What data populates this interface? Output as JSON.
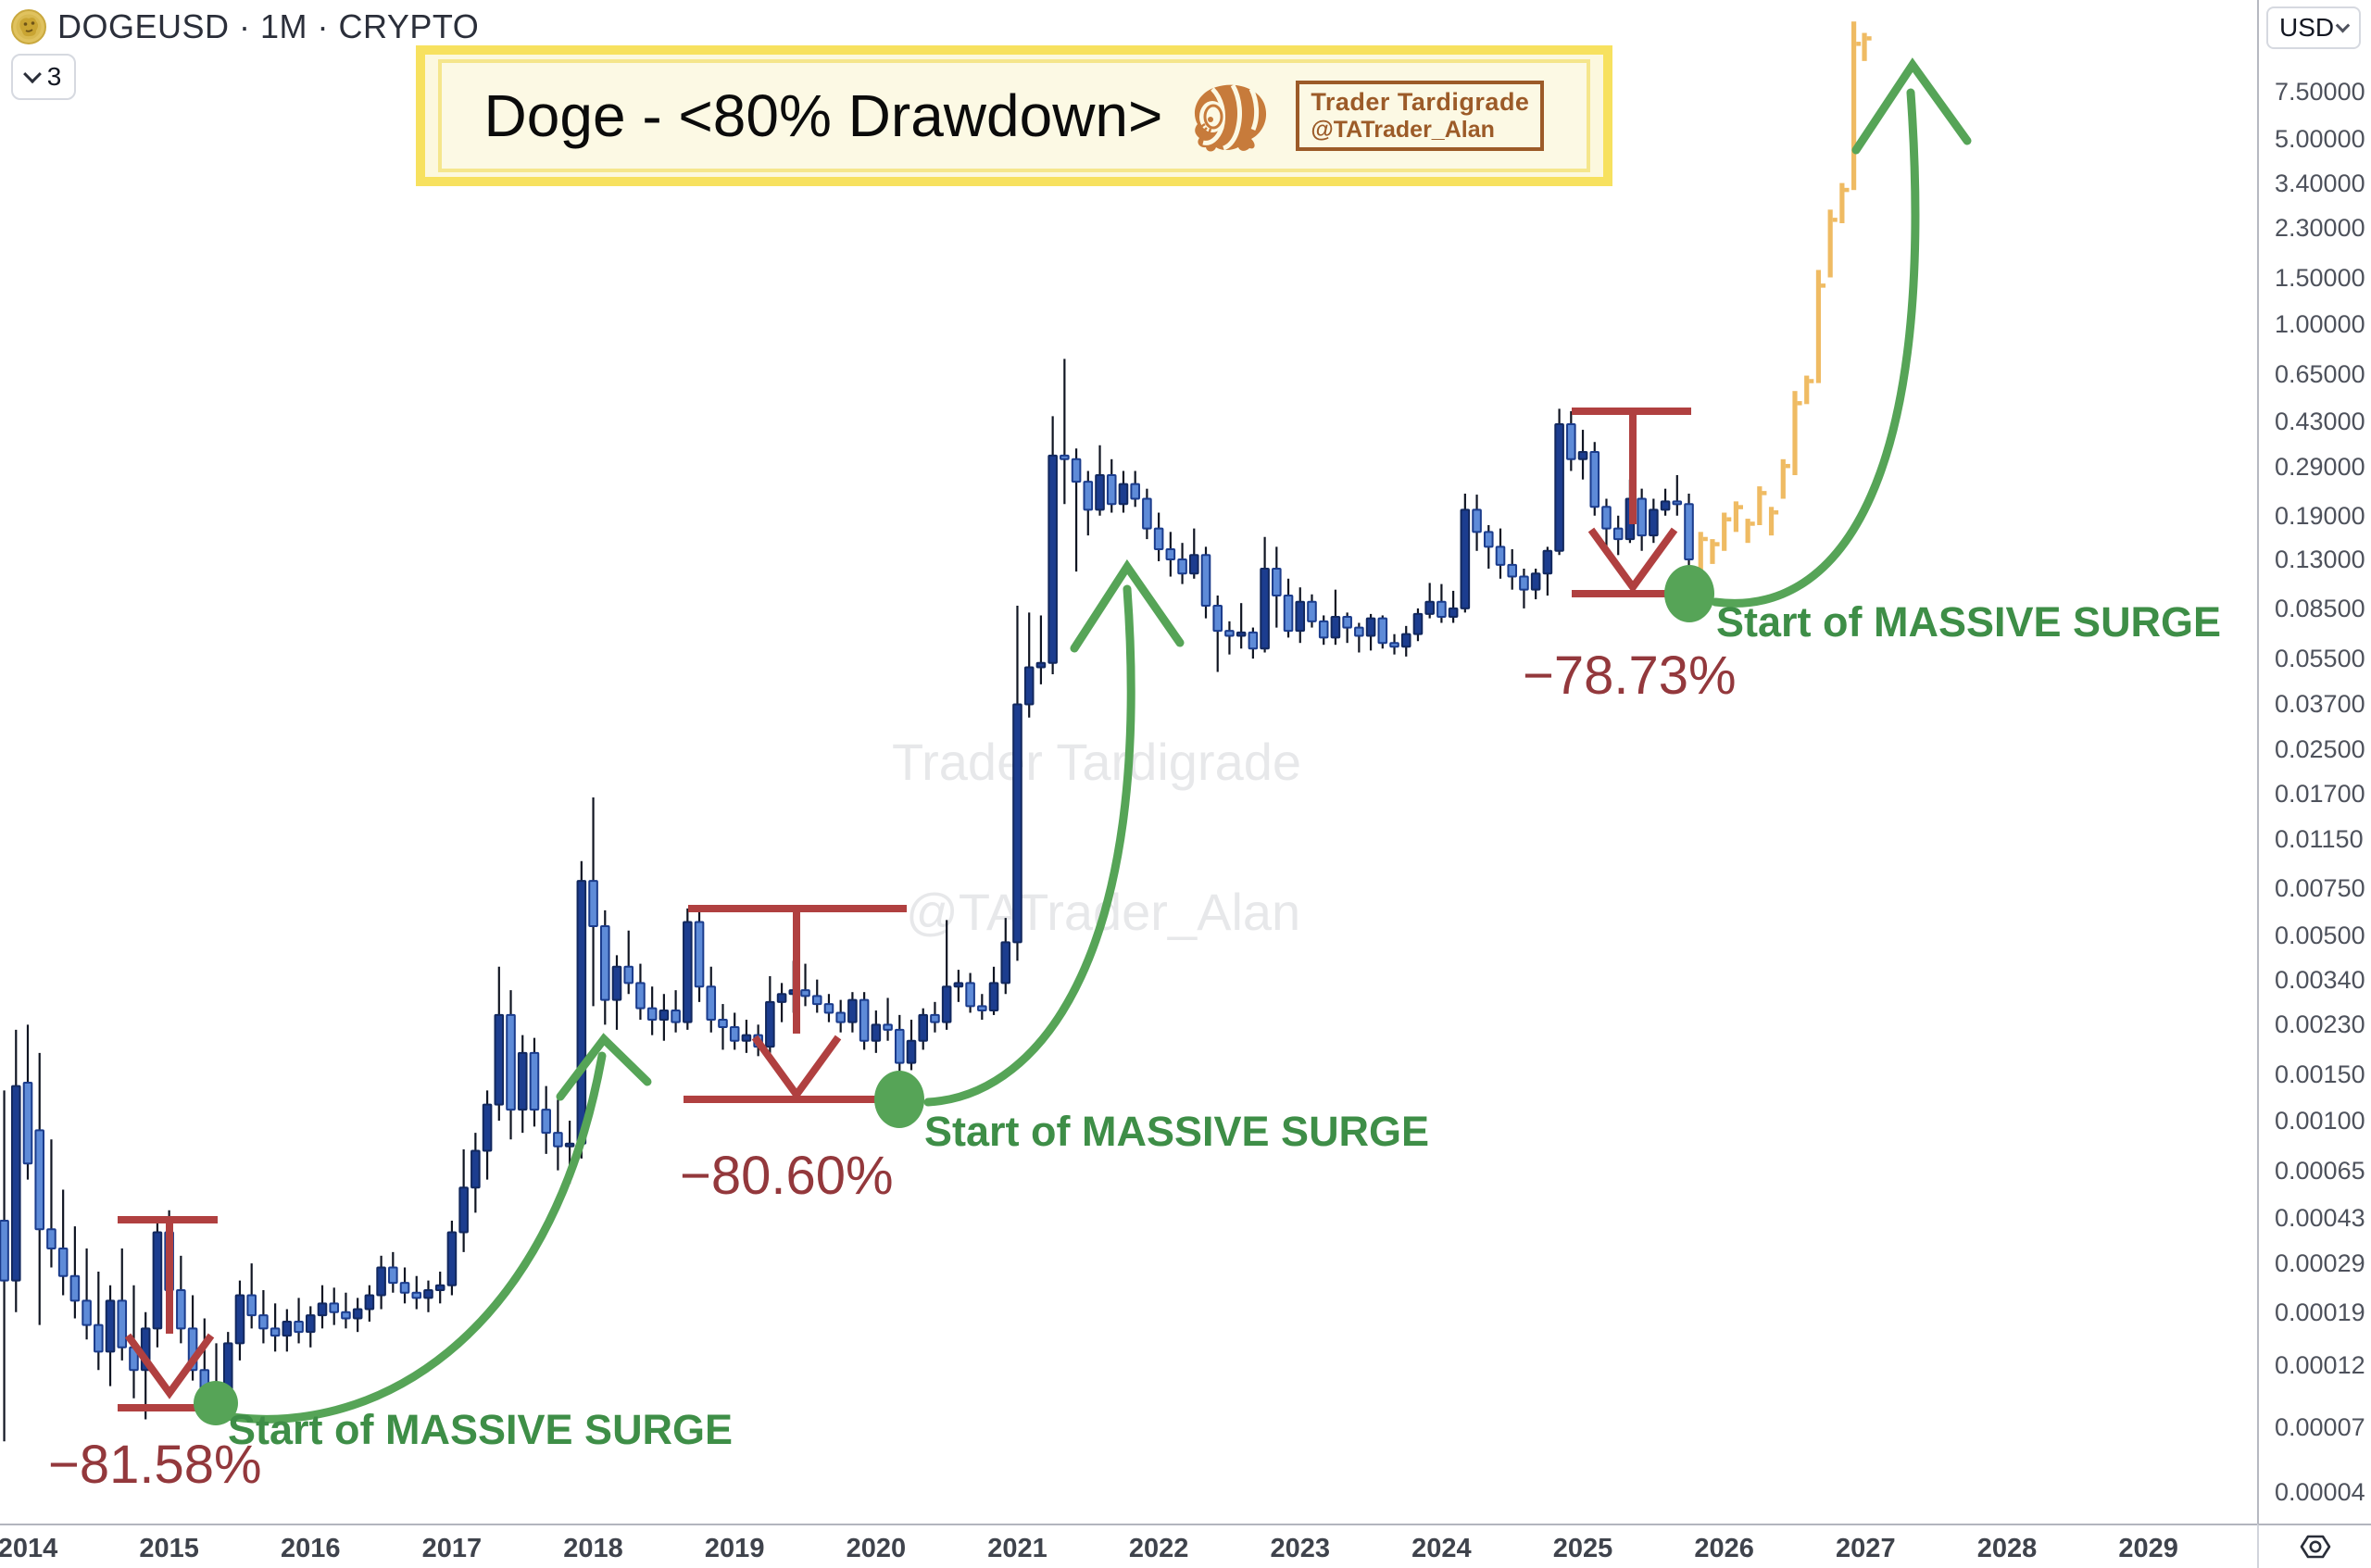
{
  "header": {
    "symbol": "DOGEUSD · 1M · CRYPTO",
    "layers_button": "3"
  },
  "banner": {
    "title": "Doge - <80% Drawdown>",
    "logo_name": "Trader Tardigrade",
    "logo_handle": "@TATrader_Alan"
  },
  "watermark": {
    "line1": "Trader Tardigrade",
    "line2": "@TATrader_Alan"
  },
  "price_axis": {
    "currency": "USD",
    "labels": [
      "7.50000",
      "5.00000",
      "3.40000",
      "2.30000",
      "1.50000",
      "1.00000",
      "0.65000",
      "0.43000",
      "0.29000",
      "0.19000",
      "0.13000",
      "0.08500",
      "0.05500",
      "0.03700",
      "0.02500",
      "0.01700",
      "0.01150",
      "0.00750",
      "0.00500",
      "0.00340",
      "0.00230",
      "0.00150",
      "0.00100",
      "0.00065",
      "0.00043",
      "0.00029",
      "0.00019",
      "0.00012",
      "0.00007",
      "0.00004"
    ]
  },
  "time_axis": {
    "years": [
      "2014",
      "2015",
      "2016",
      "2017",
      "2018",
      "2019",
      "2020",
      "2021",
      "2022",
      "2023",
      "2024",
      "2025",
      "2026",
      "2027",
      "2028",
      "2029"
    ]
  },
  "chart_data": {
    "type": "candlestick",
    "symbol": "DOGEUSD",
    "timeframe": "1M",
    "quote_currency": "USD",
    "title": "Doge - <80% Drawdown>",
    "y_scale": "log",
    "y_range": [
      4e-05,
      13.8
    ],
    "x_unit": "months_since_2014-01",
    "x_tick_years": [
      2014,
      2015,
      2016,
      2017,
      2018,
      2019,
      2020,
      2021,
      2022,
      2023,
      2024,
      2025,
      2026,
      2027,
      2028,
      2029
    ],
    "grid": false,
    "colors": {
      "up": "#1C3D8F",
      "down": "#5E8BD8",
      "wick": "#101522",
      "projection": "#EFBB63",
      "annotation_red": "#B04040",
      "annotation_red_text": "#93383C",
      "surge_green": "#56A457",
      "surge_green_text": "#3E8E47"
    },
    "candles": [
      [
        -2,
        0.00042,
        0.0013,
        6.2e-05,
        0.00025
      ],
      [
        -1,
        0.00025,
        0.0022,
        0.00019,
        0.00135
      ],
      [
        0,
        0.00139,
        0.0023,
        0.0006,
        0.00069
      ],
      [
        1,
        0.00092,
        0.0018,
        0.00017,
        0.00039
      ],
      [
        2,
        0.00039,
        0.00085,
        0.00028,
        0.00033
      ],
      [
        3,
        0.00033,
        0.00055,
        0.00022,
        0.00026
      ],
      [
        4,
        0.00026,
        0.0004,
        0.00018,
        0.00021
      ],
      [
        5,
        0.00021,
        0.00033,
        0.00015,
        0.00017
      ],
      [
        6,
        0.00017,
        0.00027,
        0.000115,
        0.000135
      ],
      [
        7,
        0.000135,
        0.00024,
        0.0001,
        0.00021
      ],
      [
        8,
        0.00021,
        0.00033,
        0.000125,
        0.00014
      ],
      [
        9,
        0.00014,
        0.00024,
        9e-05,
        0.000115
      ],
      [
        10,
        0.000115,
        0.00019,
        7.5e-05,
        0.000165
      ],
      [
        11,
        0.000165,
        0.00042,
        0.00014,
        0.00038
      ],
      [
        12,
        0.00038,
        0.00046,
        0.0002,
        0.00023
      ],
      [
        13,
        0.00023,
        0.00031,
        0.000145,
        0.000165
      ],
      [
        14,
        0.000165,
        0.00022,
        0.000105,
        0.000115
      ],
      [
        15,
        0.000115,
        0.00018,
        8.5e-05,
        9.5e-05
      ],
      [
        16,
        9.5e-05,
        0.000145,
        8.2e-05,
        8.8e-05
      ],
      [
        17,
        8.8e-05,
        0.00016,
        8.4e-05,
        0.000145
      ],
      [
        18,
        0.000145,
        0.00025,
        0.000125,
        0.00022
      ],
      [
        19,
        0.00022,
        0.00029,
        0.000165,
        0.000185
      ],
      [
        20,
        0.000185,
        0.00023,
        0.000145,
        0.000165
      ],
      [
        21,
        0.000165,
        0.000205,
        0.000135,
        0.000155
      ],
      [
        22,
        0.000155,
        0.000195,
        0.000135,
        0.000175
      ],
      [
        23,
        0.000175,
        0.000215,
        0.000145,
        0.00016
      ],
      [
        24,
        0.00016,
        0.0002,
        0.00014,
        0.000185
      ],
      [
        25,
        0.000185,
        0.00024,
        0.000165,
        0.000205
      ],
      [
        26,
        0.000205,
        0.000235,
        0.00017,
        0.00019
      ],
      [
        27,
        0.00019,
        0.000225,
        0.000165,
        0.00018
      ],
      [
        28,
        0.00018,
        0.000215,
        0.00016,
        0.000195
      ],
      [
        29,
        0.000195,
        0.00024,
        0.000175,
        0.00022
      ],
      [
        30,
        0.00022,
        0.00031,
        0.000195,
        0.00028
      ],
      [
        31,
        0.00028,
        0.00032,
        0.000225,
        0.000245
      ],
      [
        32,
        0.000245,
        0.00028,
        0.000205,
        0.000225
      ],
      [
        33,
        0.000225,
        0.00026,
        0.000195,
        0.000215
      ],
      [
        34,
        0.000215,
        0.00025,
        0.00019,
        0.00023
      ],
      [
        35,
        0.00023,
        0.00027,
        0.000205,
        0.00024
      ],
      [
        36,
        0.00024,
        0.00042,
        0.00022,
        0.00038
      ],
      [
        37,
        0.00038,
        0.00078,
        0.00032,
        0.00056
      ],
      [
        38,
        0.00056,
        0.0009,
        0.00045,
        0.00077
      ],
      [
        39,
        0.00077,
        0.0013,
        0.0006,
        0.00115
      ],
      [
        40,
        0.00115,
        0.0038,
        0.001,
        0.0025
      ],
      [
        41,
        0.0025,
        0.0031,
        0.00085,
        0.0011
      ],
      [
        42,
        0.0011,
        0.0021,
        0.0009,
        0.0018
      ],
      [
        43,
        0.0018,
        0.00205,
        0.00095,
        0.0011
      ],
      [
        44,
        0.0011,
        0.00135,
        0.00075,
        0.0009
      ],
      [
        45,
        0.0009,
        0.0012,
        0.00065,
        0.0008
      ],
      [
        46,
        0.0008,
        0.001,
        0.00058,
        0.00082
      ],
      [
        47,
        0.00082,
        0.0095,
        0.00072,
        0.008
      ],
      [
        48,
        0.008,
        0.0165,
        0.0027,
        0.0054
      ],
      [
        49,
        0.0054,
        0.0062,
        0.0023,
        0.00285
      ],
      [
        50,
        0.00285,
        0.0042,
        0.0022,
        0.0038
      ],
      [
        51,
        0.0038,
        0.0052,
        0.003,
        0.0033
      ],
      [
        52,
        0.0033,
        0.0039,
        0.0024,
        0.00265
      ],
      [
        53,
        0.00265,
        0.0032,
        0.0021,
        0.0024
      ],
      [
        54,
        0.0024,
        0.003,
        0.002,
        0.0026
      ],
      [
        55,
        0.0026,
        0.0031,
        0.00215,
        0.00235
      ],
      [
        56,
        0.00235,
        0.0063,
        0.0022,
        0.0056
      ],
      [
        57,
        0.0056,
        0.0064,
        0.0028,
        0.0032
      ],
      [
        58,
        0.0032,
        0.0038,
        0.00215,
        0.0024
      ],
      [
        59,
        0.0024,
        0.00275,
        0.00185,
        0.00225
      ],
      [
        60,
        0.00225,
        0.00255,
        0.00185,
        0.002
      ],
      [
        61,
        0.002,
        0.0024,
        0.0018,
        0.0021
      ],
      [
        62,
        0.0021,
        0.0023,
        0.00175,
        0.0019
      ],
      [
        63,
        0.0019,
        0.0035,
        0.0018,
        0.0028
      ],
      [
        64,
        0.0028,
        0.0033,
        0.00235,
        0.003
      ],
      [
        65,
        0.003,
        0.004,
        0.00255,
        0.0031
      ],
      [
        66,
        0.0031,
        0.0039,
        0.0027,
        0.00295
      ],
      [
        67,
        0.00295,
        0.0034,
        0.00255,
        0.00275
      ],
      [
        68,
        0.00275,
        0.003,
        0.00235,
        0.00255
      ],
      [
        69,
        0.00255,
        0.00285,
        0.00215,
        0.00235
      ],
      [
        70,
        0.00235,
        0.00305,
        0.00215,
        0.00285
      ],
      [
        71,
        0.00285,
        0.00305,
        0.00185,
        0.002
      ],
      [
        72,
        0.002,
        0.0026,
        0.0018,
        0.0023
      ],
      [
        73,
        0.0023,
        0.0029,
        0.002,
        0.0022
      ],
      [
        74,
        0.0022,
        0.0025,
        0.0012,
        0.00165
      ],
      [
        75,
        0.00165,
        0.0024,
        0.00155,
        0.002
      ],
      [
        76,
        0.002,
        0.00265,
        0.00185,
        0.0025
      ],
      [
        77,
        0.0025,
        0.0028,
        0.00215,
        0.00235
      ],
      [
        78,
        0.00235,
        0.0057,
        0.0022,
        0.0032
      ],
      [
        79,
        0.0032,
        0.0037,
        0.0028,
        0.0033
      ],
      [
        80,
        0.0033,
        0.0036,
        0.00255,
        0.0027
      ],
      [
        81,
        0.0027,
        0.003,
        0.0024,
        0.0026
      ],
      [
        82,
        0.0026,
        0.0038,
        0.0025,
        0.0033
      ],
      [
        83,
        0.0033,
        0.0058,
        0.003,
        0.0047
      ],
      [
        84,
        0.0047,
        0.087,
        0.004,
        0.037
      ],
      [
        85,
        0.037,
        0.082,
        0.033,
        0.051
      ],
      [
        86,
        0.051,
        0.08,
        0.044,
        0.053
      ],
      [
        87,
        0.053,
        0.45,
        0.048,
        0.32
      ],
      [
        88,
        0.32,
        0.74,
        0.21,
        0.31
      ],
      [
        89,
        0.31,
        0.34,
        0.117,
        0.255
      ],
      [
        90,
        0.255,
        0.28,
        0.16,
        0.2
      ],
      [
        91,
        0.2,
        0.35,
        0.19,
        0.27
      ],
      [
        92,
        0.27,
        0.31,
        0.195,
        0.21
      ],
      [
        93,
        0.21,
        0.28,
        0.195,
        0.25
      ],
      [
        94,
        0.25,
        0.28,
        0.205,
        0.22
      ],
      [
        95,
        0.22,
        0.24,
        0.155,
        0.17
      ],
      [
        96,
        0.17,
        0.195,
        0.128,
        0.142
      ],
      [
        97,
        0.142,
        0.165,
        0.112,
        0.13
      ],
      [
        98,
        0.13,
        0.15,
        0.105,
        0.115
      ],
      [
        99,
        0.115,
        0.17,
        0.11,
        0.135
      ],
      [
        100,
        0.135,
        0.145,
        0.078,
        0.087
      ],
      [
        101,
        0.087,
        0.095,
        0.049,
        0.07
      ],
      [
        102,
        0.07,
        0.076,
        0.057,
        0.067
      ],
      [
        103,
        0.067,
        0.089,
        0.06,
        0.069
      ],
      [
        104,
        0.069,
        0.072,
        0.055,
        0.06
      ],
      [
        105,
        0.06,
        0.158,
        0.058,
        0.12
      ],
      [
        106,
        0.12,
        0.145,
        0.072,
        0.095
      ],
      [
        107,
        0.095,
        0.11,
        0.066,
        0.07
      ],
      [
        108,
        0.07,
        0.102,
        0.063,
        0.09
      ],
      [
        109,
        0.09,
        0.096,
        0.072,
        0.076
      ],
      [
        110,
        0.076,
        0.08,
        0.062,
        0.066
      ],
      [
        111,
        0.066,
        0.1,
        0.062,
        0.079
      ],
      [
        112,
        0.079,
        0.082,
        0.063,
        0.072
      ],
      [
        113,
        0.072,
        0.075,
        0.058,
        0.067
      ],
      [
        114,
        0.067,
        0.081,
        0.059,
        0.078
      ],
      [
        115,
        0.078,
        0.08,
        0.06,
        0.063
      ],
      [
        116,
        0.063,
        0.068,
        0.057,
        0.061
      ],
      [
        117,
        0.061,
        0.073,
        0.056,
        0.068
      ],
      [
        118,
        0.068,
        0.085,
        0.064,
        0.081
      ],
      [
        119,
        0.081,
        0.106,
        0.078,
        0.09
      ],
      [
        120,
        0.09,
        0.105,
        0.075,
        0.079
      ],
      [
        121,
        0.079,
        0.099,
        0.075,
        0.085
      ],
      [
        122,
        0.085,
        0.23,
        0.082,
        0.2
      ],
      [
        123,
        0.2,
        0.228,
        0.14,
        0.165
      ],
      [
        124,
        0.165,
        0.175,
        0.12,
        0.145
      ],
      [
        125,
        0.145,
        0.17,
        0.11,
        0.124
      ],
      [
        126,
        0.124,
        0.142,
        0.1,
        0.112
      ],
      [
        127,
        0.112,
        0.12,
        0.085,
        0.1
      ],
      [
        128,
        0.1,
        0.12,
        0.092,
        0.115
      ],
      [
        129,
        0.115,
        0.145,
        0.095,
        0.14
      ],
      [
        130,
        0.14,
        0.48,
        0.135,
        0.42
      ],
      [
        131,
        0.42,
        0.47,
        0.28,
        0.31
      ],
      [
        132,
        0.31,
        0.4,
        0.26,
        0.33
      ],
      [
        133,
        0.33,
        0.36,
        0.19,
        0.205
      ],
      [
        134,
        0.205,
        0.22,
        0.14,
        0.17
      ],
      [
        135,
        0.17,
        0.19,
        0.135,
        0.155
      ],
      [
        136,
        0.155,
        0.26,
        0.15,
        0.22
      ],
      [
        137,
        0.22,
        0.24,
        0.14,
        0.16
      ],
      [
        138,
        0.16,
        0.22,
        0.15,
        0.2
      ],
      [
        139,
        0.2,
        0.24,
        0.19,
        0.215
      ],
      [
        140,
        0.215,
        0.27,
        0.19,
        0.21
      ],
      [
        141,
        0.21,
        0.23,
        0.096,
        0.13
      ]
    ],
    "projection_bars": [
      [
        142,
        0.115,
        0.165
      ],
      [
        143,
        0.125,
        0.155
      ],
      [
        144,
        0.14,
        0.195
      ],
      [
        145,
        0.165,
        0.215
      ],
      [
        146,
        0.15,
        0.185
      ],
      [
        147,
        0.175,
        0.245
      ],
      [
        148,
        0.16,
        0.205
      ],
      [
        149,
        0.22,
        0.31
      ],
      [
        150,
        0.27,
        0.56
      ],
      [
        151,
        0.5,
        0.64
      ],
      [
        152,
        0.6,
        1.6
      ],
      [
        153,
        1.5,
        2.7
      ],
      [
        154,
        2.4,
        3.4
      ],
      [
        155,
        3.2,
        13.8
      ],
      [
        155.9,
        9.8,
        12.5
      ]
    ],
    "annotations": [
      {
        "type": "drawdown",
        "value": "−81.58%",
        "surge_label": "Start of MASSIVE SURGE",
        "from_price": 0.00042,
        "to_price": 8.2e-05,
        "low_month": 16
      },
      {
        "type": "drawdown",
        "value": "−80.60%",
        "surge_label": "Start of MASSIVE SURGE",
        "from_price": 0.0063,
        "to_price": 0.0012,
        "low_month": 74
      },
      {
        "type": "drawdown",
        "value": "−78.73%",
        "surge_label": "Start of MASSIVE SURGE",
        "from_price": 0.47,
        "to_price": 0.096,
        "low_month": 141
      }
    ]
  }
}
------------------------------------------------------------
- Prompt: Copy every line of the entries above in which "symbol" occurs.

- Exercise solution:
    "symbol": "DOGEUSD · 1M · CRYPTO",
    "symbol": "DOGEUSD",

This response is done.